Start
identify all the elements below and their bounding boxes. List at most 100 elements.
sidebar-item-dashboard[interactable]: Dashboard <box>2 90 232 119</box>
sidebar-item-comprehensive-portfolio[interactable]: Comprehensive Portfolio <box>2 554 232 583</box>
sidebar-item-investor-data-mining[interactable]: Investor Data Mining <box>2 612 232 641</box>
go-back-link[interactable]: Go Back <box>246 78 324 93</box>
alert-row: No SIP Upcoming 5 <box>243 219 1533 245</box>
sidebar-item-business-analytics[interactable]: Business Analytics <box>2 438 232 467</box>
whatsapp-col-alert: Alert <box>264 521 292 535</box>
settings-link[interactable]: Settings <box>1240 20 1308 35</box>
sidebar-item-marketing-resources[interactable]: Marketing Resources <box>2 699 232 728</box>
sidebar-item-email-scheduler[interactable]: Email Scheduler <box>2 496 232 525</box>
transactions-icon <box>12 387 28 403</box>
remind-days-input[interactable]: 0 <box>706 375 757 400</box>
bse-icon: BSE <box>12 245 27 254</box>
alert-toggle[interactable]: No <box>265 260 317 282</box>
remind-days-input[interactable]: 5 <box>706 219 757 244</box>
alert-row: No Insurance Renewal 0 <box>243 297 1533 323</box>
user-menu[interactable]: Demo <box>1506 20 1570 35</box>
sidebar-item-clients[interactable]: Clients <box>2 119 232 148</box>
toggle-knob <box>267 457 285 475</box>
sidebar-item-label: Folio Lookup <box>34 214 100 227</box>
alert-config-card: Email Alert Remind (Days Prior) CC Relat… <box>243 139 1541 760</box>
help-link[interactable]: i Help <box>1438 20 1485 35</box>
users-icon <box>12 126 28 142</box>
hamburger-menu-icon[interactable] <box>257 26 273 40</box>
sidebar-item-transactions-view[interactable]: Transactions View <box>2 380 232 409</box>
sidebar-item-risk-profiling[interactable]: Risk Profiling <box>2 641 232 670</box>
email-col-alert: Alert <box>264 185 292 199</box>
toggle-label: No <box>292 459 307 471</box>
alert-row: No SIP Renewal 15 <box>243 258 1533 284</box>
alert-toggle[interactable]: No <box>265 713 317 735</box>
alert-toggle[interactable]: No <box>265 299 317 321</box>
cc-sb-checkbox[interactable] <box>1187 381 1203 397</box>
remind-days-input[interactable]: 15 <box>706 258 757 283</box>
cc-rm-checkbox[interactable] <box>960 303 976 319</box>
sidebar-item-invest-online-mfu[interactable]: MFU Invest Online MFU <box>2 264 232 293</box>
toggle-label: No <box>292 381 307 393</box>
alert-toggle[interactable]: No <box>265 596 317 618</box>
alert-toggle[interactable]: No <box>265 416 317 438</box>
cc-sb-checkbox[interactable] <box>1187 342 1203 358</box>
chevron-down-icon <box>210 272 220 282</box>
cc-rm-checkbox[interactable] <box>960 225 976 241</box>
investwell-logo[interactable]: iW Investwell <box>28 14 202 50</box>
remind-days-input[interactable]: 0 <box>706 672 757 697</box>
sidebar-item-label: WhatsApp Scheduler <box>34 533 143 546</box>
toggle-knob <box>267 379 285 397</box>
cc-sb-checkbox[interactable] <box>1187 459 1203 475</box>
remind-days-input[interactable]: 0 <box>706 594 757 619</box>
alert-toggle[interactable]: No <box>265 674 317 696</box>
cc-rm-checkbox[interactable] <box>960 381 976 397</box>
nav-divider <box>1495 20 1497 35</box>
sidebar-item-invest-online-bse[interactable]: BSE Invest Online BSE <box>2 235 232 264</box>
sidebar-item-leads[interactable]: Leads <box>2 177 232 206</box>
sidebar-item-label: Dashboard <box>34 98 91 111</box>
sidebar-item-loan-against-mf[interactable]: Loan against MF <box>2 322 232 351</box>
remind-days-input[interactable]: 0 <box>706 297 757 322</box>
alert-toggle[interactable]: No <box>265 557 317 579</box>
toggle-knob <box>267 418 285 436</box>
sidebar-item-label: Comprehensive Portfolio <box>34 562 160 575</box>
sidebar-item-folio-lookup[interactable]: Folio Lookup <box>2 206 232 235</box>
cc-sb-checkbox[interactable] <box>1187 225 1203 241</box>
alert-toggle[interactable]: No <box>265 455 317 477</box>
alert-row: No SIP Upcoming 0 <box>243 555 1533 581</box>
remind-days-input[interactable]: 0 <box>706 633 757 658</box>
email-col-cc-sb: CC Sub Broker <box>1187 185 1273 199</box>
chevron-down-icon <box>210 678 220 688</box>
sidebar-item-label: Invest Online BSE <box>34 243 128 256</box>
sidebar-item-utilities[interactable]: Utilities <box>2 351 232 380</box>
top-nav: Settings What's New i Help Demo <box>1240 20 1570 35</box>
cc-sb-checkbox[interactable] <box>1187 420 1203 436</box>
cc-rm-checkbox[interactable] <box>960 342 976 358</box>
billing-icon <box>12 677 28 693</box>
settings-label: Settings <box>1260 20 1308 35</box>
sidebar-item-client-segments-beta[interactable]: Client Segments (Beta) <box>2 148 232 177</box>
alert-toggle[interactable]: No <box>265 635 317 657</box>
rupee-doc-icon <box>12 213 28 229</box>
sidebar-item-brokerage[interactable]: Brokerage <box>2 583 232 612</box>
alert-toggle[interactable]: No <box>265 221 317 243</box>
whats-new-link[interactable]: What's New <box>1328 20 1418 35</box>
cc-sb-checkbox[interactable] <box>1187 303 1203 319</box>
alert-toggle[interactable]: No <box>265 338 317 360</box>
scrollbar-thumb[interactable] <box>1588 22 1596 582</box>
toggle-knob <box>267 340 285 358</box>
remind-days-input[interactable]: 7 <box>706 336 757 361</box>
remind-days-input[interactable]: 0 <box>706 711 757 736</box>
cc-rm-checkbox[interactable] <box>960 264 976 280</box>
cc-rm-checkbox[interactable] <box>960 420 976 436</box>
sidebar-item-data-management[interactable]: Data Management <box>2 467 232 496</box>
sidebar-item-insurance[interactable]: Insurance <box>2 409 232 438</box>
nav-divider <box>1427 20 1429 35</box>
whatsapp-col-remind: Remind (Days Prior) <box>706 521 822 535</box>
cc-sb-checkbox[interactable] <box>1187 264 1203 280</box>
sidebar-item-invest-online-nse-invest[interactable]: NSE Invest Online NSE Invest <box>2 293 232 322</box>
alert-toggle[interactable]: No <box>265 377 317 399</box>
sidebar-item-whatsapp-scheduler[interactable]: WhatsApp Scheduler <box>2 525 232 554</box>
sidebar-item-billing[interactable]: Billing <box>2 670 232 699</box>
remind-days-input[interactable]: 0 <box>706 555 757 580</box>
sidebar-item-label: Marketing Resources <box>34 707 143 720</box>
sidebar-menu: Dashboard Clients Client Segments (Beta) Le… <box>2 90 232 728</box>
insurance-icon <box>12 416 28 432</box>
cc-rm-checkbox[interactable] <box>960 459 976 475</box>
End
▶ _EXERCISE GOAL_:
Extract every row above, reproducing each line without changing a single character.

▶ _ANSWER BELOW_:
identify all the elements below and their bounding boxes. List at most 100 elements.
sidebar-item-dashboard[interactable]: Dashboard <box>2 90 232 119</box>
sidebar-item-comprehensive-portfolio[interactable]: Comprehensive Portfolio <box>2 554 232 583</box>
sidebar-item-investor-data-mining[interactable]: Investor Data Mining <box>2 612 232 641</box>
go-back-link[interactable]: Go Back <box>246 78 324 93</box>
alert-row: No SIP Upcoming 5 <box>243 219 1533 245</box>
sidebar-item-business-analytics[interactable]: Business Analytics <box>2 438 232 467</box>
whatsapp-col-alert: Alert <box>264 521 292 535</box>
settings-link[interactable]: Settings <box>1240 20 1308 35</box>
sidebar-item-marketing-resources[interactable]: Marketing Resources <box>2 699 232 728</box>
sidebar-item-email-scheduler[interactable]: Email Scheduler <box>2 496 232 525</box>
transactions-icon <box>12 387 28 403</box>
remind-days-input[interactable]: 0 <box>706 375 757 400</box>
bse-icon: BSE <box>12 245 27 254</box>
alert-toggle[interactable]: No <box>265 260 317 282</box>
remind-days-input[interactable]: 5 <box>706 219 757 244</box>
alert-row: No Insurance Renewal 0 <box>243 297 1533 323</box>
user-menu[interactable]: Demo <box>1506 20 1570 35</box>
sidebar-item-clients[interactable]: Clients <box>2 119 232 148</box>
toggle-knob <box>267 457 285 475</box>
sidebar-item-label: Folio Lookup <box>34 214 100 227</box>
alert-config-card: Email Alert Remind (Days Prior) CC Relat… <box>243 139 1541 760</box>
help-link[interactable]: i Help <box>1438 20 1485 35</box>
users-icon <box>12 126 28 142</box>
hamburger-menu-icon[interactable] <box>257 26 273 40</box>
sidebar-item-transactions-view[interactable]: Transactions View <box>2 380 232 409</box>
sidebar-item-risk-profiling[interactable]: Risk Profiling <box>2 641 232 670</box>
email-col-alert: Alert <box>264 185 292 199</box>
toggle-label: No <box>292 459 307 471</box>
alert-row: No SIP Renewal 15 <box>243 258 1533 284</box>
alert-toggle[interactable]: No <box>265 713 317 735</box>
alert-toggle[interactable]: No <box>265 299 317 321</box>
cc-sb-checkbox[interactable] <box>1187 381 1203 397</box>
remind-days-input[interactable]: 15 <box>706 258 757 283</box>
cc-rm-checkbox[interactable] <box>960 303 976 319</box>
sidebar-item-invest-online-mfu[interactable]: MFU Invest Online MFU <box>2 264 232 293</box>
toggle-label: No <box>292 381 307 393</box>
alert-toggle[interactable]: No <box>265 596 317 618</box>
alert-toggle[interactable]: No <box>265 416 317 438</box>
cc-sb-checkbox[interactable] <box>1187 342 1203 358</box>
chevron-down-icon <box>210 272 220 282</box>
cc-rm-checkbox[interactable] <box>960 225 976 241</box>
investwell-logo[interactable]: iW Investwell <box>28 14 202 50</box>
remind-days-input[interactable]: 0 <box>706 672 757 697</box>
sidebar-item-label: WhatsApp Scheduler <box>34 533 143 546</box>
toggle-knob <box>267 379 285 397</box>
cc-sb-checkbox[interactable] <box>1187 459 1203 475</box>
remind-days-input[interactable]: 0 <box>706 594 757 619</box>
alert-toggle[interactable]: No <box>265 674 317 696</box>
cc-rm-checkbox[interactable] <box>960 381 976 397</box>
nav-divider <box>1495 20 1497 35</box>
sidebar-item-invest-online-bse[interactable]: BSE Invest Online BSE <box>2 235 232 264</box>
sidebar-item-leads[interactable]: Leads <box>2 177 232 206</box>
sidebar-item-label: Dashboard <box>34 98 91 111</box>
sidebar-item-loan-against-mf[interactable]: Loan against MF <box>2 322 232 351</box>
remind-days-input[interactable]: 0 <box>706 297 757 322</box>
alert-toggle[interactable]: No <box>265 557 317 579</box>
toggle-knob <box>267 418 285 436</box>
sidebar-item-label: Comprehensive Portfolio <box>34 562 160 575</box>
sidebar-item-folio-lookup[interactable]: Folio Lookup <box>2 206 232 235</box>
cc-sb-checkbox[interactable] <box>1187 225 1203 241</box>
alert-toggle[interactable]: No <box>265 455 317 477</box>
alert-row: No SIP Upcoming 0 <box>243 555 1533 581</box>
remind-days-input[interactable]: 0 <box>706 633 757 658</box>
email-col-cc-sb: CC Sub Broker <box>1187 185 1273 199</box>
chevron-down-icon <box>210 678 220 688</box>
sidebar-item-label: Invest Online BSE <box>34 243 128 256</box>
sidebar-item-utilities[interactable]: Utilities <box>2 351 232 380</box>
top-nav: Settings What's New i Help Demo <box>1240 20 1570 35</box>
cc-sb-checkbox[interactable] <box>1187 420 1203 436</box>
cc-rm-checkbox[interactable] <box>960 342 976 358</box>
billing-icon <box>12 677 28 693</box>
settings-label: Settings <box>1260 20 1308 35</box>
sidebar-item-client-segments-beta[interactable]: Client Segments (Beta) <box>2 148 232 177</box>
alert-toggle[interactable]: No <box>265 635 317 657</box>
rupee-doc-icon <box>12 213 28 229</box>
sidebar-item-brokerage[interactable]: Brokerage <box>2 583 232 612</box>
alert-toggle[interactable]: No <box>265 221 317 243</box>
whats-new-link[interactable]: What's New <box>1328 20 1418 35</box>
cc-sb-checkbox[interactable] <box>1187 303 1203 319</box>
alert-toggle[interactable]: No <box>265 338 317 360</box>
scrollbar-thumb[interactable] <box>1588 22 1596 582</box>
toggle-knob <box>267 340 285 358</box>
remind-days-input[interactable]: 7 <box>706 336 757 361</box>
remind-days-input[interactable]: 0 <box>706 711 757 736</box>
cc-rm-checkbox[interactable] <box>960 264 976 280</box>
cc-rm-checkbox[interactable] <box>960 420 976 436</box>
sidebar-item-data-management[interactable]: Data Management <box>2 467 232 496</box>
sidebar-item-insurance[interactable]: Insurance <box>2 409 232 438</box>
nav-divider <box>1427 20 1429 35</box>
whatsapp-col-remind: Remind (Days Prior) <box>706 521 822 535</box>
cc-sb-checkbox[interactable] <box>1187 264 1203 280</box>
sidebar-item-invest-online-nse-invest[interactable]: NSE Invest Online NSE Invest <box>2 293 232 322</box>
alert-toggle[interactable]: No <box>265 377 317 399</box>
sidebar-item-whatsapp-scheduler[interactable]: WhatsApp Scheduler <box>2 525 232 554</box>
sidebar-item-billing[interactable]: Billing <box>2 670 232 699</box>
remind-days-input[interactable]: 0 <box>706 555 757 580</box>
sidebar-item-label: Marketing Resources <box>34 707 143 720</box>
sidebar-menu: Dashboard Clients Client Segments (Beta) Le… <box>2 90 232 728</box>
insurance-icon <box>12 416 28 432</box>
cc-rm-checkbox[interactable] <box>960 459 976 475</box>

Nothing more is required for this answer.